Data listing:
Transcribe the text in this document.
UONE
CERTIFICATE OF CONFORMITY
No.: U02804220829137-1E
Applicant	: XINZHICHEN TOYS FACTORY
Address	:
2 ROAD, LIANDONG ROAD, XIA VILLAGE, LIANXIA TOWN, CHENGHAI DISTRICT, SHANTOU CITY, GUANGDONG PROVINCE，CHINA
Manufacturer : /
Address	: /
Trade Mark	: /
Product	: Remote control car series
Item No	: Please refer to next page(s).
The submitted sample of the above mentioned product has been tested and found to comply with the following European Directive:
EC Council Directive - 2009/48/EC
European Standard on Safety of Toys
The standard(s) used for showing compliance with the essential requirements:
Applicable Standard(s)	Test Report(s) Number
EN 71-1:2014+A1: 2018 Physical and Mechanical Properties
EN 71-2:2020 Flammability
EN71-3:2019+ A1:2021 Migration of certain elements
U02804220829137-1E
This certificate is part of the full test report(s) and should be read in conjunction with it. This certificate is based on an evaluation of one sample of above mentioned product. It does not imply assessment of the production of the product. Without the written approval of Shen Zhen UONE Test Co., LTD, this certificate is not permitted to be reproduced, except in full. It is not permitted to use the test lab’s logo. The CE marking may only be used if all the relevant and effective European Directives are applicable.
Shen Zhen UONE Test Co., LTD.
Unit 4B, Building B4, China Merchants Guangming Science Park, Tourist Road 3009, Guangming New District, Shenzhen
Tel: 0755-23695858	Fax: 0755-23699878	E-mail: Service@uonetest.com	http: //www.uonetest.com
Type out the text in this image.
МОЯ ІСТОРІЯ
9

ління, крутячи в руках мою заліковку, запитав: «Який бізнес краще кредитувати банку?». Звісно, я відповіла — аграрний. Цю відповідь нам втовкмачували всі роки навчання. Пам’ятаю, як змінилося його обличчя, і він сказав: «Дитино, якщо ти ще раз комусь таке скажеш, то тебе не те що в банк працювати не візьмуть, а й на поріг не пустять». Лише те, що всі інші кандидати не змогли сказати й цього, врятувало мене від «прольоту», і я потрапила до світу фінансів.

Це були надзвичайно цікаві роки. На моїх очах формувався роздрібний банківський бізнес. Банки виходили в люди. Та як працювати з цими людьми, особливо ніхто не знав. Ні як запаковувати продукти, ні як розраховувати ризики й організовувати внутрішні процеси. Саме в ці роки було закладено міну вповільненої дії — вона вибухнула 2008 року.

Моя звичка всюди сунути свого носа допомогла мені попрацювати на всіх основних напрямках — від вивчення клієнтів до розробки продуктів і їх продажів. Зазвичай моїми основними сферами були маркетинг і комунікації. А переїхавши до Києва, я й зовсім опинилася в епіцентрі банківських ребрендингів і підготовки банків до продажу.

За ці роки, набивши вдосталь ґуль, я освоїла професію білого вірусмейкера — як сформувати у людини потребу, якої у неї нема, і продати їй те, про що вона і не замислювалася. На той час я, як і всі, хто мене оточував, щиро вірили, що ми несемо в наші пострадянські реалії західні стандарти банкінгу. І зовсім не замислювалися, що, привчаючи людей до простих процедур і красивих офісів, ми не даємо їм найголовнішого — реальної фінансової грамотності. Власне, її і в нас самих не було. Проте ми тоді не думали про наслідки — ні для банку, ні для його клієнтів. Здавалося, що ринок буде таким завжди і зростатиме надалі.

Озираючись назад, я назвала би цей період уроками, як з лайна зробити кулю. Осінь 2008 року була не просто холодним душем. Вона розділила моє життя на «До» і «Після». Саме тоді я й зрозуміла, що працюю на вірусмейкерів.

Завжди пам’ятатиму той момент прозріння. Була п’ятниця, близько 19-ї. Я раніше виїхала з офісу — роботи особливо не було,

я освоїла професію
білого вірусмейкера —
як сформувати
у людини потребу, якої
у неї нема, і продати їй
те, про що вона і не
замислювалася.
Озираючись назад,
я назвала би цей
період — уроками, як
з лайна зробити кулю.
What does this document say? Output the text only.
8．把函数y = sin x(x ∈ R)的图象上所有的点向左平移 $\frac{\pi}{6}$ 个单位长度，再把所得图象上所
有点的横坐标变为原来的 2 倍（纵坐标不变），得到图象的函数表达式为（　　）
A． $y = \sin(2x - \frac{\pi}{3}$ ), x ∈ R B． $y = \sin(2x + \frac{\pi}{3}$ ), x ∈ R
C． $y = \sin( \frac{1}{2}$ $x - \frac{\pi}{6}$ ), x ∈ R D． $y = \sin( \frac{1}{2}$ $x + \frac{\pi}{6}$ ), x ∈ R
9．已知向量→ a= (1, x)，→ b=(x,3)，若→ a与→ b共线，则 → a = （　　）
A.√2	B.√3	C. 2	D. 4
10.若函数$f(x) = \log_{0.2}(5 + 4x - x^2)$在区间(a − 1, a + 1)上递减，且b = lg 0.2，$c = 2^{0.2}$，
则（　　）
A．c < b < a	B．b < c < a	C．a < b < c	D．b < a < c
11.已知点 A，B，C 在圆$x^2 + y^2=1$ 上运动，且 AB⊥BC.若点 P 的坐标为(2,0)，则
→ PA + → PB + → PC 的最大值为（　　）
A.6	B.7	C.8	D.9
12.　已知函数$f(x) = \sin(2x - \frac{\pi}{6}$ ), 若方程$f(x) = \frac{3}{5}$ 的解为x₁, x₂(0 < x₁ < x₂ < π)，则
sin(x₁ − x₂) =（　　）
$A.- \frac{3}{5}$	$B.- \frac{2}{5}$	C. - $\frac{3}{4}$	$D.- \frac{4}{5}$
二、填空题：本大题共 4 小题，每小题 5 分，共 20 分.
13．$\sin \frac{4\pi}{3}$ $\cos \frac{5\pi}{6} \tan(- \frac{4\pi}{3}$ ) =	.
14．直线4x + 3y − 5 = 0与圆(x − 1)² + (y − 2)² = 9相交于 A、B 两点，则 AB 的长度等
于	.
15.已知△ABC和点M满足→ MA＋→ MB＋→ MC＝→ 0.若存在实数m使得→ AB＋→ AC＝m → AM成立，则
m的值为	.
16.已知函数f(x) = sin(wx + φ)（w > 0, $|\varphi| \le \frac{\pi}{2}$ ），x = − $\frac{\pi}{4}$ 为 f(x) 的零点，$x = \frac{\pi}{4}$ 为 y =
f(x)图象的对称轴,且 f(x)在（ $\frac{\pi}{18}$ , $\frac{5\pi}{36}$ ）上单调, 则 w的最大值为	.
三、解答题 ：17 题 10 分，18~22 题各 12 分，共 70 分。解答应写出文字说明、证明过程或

# Work to do
Return every line in the listing that contains the word "кулю".

# Written solution
Озираючись назад, я назвала би цей період уроками, як з лайна зробити кулю. Осінь 2008 року була не просто холодним душем. Вона розділила моє життя на «До» і «Після». Саме тоді я й зрозуміла, що працюю на вірусмейкерів.
з лайна зробити кулю.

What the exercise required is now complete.